SET TASK: Select and reproduce each line of the listing below that bears the string "name".

[Dataset excerpt]
· · · · · · ·

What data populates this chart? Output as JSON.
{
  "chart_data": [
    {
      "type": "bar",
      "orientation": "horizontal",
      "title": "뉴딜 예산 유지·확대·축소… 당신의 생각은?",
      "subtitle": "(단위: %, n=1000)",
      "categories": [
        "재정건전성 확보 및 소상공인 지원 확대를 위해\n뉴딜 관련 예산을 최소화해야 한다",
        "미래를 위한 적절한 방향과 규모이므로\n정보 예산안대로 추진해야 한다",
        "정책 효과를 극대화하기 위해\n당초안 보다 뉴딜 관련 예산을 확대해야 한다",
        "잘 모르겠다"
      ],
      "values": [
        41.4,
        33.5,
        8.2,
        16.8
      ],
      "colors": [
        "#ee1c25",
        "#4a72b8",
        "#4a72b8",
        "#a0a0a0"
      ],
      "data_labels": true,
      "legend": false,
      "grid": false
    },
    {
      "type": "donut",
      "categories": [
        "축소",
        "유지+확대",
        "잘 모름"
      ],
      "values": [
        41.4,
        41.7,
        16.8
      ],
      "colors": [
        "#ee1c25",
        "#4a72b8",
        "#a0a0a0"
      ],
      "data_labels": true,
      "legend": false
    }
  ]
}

· · · · · · ·

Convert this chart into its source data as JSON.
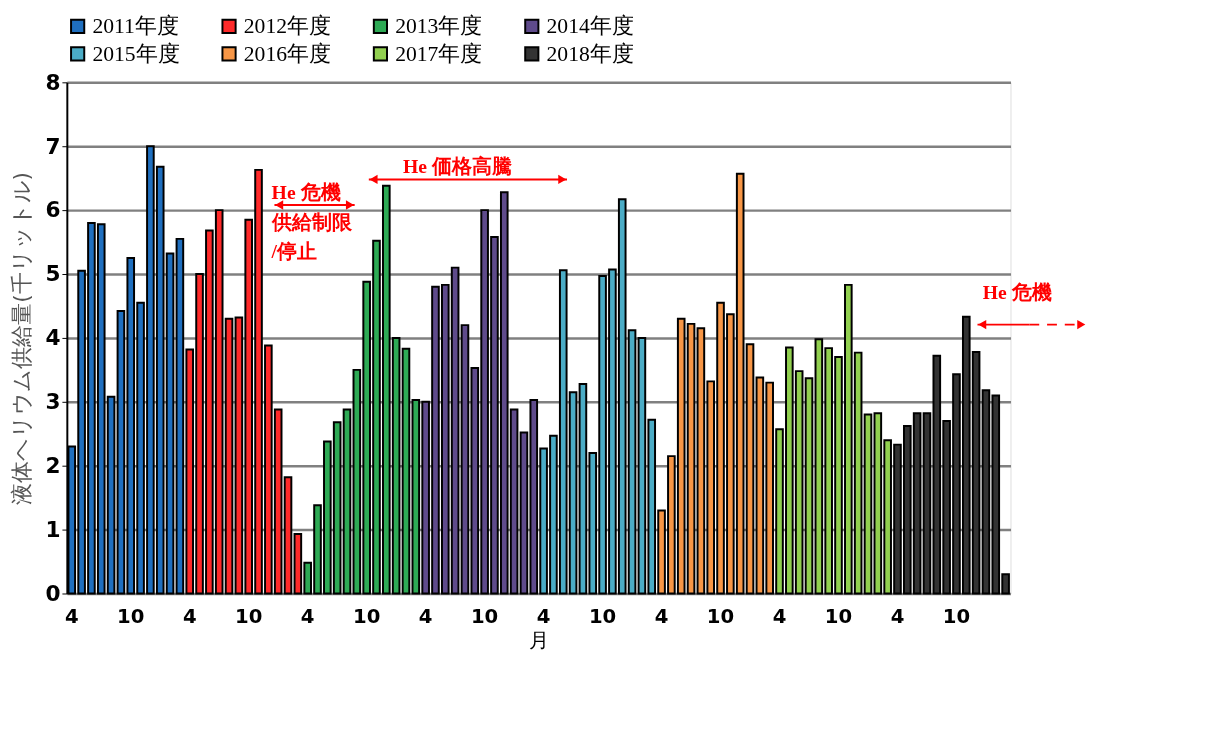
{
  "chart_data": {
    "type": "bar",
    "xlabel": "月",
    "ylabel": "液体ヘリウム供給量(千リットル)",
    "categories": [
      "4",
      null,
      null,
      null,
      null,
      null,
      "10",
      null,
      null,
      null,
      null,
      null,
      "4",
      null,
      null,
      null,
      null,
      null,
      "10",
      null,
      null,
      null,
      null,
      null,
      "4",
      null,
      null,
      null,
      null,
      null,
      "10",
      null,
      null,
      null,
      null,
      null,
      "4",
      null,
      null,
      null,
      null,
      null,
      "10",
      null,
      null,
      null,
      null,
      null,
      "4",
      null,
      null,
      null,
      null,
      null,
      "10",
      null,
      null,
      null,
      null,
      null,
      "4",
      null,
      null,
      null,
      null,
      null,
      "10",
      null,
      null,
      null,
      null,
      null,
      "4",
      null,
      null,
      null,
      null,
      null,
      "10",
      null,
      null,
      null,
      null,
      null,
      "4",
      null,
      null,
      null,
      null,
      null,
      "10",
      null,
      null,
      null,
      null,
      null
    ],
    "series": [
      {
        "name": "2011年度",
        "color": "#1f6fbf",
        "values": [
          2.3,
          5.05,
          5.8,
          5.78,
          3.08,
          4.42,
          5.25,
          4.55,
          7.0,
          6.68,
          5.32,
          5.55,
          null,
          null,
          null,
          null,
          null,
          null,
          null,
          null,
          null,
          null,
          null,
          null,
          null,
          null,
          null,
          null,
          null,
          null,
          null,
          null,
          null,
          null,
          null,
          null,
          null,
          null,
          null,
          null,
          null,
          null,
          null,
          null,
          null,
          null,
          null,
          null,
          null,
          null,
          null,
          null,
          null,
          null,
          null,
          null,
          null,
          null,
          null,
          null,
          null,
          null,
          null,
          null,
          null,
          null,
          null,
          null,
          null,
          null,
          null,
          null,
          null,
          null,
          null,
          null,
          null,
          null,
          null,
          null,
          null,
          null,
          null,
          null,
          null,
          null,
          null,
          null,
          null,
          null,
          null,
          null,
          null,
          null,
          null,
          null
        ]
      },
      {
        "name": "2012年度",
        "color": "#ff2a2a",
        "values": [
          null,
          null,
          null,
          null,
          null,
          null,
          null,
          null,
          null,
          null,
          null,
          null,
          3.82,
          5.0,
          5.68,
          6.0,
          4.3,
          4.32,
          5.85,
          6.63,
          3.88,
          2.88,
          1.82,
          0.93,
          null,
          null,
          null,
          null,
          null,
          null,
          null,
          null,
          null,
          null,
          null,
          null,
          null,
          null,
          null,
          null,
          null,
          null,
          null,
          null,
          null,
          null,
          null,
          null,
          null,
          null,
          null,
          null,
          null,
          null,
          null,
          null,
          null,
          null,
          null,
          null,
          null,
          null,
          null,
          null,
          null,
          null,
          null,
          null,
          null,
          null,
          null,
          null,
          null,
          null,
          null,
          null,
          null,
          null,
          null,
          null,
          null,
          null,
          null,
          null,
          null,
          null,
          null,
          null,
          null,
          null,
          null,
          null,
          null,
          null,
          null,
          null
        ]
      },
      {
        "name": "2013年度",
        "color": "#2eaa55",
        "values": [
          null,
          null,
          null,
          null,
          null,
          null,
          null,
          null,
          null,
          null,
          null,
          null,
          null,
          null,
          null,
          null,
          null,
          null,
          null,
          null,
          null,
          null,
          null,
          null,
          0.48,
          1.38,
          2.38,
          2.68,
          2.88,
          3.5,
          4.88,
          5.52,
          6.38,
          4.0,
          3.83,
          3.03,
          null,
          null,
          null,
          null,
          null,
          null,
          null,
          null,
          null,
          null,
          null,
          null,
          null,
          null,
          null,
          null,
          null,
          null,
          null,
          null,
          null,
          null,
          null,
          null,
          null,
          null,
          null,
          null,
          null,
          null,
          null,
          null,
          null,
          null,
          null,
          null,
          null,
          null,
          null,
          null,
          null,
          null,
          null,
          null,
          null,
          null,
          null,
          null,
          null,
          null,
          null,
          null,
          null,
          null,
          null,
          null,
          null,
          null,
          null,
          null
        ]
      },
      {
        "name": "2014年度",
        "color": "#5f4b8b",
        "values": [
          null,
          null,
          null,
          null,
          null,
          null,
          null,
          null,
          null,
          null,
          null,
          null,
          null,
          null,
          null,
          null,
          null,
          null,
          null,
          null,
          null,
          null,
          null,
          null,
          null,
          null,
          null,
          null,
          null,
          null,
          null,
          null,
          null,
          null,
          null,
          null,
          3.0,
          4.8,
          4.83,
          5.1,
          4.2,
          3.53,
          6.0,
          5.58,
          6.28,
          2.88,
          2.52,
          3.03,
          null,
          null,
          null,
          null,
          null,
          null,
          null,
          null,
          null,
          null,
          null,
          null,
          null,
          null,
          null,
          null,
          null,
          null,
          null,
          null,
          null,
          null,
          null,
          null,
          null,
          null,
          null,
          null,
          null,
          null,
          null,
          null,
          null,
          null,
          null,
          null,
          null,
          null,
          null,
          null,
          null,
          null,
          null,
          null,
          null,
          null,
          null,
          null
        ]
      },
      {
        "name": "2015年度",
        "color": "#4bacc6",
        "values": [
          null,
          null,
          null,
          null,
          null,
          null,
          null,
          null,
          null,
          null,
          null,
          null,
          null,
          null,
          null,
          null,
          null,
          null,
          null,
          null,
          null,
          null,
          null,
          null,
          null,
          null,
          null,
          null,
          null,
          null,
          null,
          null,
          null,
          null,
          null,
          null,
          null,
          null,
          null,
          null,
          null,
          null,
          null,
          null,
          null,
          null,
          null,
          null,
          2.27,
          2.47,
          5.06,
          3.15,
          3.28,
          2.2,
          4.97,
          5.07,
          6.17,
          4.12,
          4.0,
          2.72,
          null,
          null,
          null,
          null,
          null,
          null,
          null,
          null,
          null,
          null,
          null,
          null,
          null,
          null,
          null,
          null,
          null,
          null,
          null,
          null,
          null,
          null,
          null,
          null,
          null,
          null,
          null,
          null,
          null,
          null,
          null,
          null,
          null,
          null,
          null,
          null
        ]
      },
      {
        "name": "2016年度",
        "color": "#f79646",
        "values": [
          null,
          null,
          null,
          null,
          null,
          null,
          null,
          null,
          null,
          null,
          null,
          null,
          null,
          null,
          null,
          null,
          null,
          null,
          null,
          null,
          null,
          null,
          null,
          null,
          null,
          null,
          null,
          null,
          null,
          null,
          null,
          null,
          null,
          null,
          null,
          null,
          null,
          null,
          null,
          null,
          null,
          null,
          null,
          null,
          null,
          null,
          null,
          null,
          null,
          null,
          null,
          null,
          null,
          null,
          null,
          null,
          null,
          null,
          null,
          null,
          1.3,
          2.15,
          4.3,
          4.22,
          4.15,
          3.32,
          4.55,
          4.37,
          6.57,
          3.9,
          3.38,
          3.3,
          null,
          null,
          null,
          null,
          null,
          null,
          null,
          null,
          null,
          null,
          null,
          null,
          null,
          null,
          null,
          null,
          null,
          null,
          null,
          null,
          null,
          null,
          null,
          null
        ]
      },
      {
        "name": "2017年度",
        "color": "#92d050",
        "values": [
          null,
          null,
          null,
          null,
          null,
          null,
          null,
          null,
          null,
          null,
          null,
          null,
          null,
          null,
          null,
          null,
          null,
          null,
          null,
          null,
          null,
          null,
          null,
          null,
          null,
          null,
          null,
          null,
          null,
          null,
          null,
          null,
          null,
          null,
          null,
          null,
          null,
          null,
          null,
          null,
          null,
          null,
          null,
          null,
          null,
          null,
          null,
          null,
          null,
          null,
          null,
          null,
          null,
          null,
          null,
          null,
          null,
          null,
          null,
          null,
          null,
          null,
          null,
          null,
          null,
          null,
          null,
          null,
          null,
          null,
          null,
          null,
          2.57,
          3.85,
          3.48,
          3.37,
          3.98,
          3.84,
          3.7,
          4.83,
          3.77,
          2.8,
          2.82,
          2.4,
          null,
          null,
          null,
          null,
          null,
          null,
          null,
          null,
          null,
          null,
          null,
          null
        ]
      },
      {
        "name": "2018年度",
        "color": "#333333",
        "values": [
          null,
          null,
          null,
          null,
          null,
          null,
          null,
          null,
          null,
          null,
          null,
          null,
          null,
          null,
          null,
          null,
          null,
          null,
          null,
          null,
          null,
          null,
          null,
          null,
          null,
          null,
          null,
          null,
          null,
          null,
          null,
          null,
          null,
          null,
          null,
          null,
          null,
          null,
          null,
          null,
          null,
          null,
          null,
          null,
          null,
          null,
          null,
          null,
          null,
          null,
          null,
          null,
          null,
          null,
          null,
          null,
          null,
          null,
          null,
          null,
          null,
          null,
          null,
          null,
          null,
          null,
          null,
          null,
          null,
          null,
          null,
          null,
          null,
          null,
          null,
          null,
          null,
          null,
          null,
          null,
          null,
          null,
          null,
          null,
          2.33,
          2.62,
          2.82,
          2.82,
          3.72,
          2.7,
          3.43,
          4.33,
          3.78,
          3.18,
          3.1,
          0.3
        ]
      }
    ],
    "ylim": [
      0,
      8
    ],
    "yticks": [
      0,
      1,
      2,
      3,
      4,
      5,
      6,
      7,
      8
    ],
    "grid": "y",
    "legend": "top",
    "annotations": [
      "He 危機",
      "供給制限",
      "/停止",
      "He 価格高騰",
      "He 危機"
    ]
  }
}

· · · · · · ·

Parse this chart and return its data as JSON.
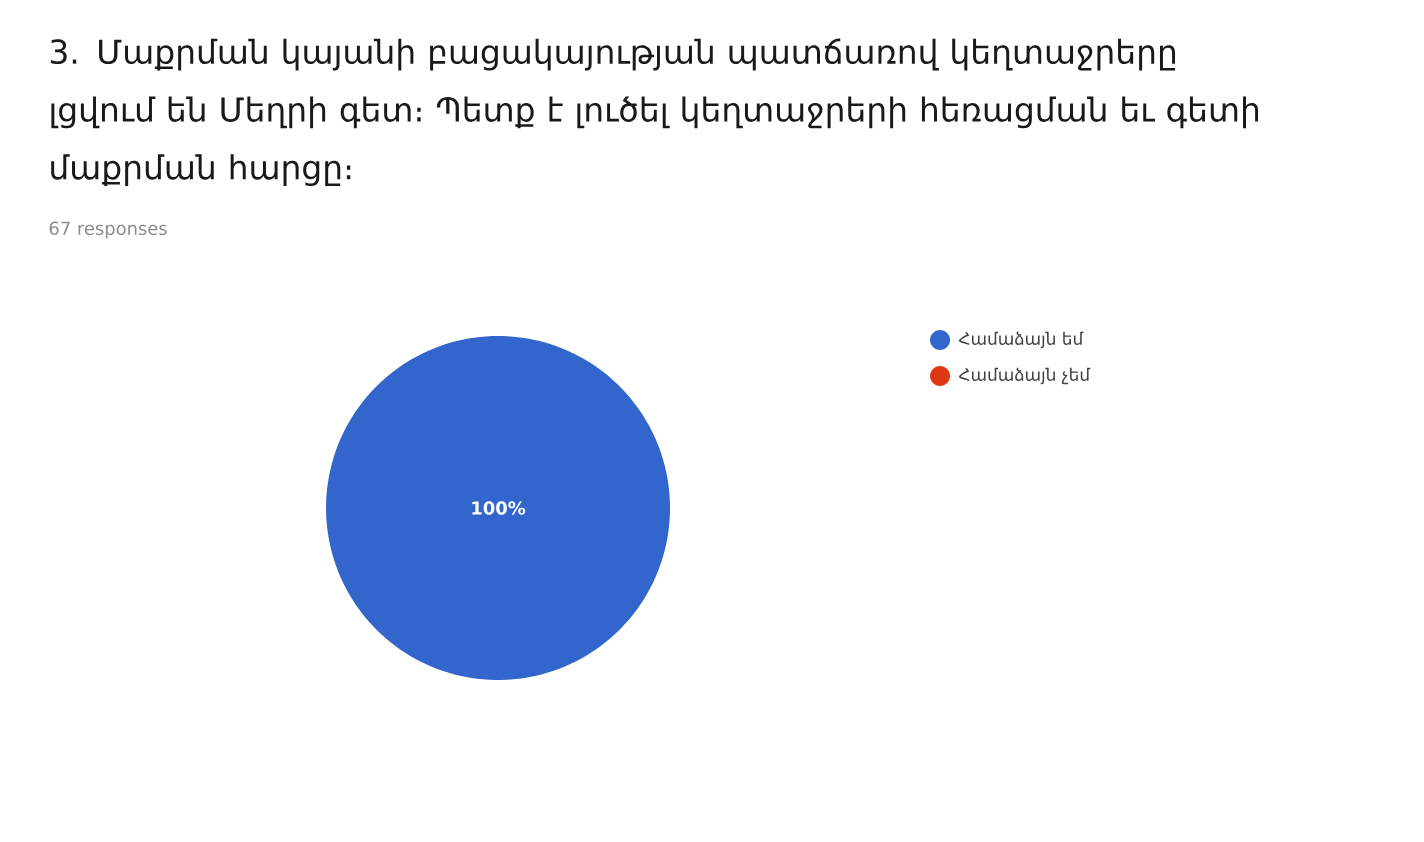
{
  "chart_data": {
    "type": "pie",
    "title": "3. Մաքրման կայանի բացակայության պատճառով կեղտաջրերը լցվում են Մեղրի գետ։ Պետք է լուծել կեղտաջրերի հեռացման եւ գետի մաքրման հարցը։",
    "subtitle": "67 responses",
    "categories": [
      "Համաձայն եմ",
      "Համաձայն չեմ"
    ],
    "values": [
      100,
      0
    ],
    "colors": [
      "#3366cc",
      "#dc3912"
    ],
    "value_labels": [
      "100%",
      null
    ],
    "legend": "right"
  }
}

· · · · · · ·

FULL OUTPUT:
        "name": "2011年度",
        "name": "2012年度",
        "name": "2013年度",
        "name": "2014年度",
        "name": "2015年度",
        "name": "2016年度",
        "name": "2017年度",
        "name": "2018年度",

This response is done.